WORK INSTRUCTION » What is needed is each line of the data below that holds the string "this".

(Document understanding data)
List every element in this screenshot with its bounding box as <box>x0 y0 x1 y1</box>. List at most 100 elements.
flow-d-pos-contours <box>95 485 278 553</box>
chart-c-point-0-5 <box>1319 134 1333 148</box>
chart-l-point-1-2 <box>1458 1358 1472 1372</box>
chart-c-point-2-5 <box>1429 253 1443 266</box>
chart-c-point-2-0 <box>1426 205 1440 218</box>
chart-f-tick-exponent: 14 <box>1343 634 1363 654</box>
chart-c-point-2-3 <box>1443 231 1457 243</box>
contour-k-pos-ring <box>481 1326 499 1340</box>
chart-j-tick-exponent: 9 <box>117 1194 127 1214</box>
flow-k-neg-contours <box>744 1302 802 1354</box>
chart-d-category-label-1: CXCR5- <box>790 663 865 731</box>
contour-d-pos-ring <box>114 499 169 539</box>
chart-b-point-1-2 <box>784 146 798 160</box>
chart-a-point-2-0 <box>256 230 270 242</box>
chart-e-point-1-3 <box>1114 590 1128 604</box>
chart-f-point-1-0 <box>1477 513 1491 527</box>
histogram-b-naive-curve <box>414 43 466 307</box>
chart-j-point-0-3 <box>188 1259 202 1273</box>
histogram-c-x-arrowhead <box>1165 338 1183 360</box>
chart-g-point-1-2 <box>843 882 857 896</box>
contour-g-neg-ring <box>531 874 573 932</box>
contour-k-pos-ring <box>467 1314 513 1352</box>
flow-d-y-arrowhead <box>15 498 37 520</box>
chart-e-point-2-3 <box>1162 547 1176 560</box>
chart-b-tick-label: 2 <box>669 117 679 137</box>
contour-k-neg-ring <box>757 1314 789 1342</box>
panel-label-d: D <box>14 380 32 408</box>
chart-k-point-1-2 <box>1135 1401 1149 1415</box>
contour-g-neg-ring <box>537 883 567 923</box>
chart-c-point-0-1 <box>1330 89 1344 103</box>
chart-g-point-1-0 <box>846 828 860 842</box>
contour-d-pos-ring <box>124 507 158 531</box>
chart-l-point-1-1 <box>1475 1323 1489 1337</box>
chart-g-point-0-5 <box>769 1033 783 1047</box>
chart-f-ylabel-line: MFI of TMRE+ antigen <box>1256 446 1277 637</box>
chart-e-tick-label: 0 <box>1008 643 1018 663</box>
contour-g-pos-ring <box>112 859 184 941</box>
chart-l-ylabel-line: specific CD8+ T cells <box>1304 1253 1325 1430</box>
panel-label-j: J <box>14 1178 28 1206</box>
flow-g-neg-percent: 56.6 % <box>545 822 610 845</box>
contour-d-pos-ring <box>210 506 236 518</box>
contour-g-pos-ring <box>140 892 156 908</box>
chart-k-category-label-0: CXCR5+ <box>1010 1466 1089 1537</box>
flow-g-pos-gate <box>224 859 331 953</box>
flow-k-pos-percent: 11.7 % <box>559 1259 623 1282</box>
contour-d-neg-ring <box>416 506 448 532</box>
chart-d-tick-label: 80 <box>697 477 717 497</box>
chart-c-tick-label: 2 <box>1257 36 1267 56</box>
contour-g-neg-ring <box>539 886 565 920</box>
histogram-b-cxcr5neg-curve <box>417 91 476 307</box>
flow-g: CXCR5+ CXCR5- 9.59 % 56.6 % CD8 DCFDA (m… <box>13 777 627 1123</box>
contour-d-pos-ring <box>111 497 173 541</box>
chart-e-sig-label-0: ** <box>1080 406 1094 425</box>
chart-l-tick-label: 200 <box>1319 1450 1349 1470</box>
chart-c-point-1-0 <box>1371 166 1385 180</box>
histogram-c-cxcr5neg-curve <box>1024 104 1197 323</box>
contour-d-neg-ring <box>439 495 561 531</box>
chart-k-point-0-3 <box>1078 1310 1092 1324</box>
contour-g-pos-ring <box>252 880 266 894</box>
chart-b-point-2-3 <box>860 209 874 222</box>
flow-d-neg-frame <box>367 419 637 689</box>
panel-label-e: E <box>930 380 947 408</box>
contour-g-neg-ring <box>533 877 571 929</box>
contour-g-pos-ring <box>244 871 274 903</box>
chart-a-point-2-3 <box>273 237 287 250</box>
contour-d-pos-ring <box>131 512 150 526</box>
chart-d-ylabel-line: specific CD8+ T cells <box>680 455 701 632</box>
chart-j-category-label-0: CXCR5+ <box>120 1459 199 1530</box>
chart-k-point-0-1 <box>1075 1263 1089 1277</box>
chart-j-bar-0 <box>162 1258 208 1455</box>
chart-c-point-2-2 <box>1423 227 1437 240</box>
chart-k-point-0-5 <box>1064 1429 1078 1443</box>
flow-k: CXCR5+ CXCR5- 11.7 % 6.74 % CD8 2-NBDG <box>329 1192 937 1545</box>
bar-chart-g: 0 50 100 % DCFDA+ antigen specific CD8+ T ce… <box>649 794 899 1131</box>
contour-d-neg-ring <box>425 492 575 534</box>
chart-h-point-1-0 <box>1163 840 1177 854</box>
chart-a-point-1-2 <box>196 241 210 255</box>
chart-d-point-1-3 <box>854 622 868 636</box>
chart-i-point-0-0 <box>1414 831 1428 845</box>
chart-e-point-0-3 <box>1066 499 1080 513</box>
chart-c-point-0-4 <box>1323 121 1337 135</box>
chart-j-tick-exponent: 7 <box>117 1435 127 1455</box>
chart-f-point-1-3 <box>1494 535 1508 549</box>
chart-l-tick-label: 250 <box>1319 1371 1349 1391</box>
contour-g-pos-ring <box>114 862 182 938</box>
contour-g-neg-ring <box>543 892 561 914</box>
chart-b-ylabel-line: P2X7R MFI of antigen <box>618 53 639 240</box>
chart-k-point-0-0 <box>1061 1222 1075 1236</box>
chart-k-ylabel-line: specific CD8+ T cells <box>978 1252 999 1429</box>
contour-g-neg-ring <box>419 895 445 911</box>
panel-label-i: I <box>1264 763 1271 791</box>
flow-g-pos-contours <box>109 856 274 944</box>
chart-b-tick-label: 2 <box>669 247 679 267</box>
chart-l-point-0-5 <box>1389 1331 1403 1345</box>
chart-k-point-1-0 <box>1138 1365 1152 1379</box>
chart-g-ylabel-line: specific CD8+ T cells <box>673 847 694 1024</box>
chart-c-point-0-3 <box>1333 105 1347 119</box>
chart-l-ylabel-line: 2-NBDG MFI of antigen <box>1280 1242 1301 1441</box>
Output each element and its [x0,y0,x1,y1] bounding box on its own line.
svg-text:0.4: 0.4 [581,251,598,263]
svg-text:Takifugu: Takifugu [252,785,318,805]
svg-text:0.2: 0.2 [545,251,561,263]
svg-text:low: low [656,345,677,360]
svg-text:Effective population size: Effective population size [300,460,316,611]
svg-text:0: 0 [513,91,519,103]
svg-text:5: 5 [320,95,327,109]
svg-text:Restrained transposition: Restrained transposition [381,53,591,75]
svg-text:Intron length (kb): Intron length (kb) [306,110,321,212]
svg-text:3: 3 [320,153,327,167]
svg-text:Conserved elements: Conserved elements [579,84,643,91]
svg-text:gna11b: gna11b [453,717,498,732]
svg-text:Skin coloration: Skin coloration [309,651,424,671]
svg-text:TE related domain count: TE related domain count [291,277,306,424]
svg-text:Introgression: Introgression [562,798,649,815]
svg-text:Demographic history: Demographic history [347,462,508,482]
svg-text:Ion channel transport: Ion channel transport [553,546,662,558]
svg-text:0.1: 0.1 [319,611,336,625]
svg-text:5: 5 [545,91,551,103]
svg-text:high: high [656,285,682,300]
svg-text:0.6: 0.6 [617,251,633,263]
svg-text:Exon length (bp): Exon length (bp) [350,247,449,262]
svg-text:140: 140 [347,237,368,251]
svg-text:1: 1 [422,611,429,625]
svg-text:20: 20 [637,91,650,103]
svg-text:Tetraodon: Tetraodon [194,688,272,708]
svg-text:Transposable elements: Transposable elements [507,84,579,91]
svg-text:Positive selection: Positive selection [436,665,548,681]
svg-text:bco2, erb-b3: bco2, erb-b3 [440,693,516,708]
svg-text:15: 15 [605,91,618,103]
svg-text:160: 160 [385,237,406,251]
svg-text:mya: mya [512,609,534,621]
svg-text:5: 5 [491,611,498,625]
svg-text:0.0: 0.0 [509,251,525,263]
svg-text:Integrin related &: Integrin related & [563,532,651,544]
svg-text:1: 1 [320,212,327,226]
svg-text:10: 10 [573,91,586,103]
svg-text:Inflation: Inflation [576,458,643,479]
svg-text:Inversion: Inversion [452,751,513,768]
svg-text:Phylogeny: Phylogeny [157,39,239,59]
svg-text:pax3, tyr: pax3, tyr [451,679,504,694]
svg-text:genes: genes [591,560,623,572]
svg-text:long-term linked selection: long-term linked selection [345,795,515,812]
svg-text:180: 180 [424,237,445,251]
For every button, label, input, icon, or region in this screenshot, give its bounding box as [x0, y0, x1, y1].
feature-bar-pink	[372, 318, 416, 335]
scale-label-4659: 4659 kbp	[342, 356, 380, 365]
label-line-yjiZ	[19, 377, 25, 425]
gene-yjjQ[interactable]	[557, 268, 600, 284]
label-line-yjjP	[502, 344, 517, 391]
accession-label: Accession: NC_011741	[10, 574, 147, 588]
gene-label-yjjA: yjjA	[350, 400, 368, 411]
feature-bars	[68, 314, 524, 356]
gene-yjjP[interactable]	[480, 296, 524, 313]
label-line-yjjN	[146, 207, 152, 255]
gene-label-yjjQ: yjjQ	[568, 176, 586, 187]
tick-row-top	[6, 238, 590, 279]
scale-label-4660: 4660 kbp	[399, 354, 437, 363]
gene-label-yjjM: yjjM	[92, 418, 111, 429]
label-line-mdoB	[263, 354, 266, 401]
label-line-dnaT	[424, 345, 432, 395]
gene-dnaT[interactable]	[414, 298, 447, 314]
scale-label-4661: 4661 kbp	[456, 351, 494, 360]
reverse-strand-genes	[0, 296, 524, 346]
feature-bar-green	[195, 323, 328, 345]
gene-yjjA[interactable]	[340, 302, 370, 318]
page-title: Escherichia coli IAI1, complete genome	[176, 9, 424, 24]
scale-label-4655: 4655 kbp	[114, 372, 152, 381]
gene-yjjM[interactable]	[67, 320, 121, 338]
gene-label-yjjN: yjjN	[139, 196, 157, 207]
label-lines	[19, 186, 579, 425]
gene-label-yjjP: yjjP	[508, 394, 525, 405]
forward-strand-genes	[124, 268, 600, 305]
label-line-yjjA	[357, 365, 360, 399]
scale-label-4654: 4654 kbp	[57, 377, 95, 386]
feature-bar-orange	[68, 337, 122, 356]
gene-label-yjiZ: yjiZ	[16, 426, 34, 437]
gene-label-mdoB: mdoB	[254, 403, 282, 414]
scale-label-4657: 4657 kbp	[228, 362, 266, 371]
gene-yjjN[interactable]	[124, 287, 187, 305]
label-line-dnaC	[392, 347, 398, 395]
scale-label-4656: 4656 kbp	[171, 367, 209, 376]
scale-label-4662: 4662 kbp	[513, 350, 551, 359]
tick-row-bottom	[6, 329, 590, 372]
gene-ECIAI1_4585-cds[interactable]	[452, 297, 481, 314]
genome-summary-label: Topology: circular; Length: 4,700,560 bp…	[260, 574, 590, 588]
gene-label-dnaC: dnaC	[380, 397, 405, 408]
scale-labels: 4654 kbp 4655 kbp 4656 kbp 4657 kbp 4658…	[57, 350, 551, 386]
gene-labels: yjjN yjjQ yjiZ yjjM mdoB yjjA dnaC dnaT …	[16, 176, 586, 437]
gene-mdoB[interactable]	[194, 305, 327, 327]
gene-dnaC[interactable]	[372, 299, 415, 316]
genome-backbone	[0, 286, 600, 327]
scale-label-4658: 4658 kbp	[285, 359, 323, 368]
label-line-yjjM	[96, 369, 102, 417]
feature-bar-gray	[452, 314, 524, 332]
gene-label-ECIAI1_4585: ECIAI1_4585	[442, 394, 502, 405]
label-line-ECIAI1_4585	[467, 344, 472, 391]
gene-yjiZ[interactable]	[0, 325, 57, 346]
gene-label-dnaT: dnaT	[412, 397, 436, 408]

TASK OUTPUT »
List every element in this screenshot with its bounding box as <box>x0 y0 x1 y1</box>. List at most 100 elements.
For every button, label, input, icon, or region in this screenshot, give its bounding box as [x0, y0, x1, y1].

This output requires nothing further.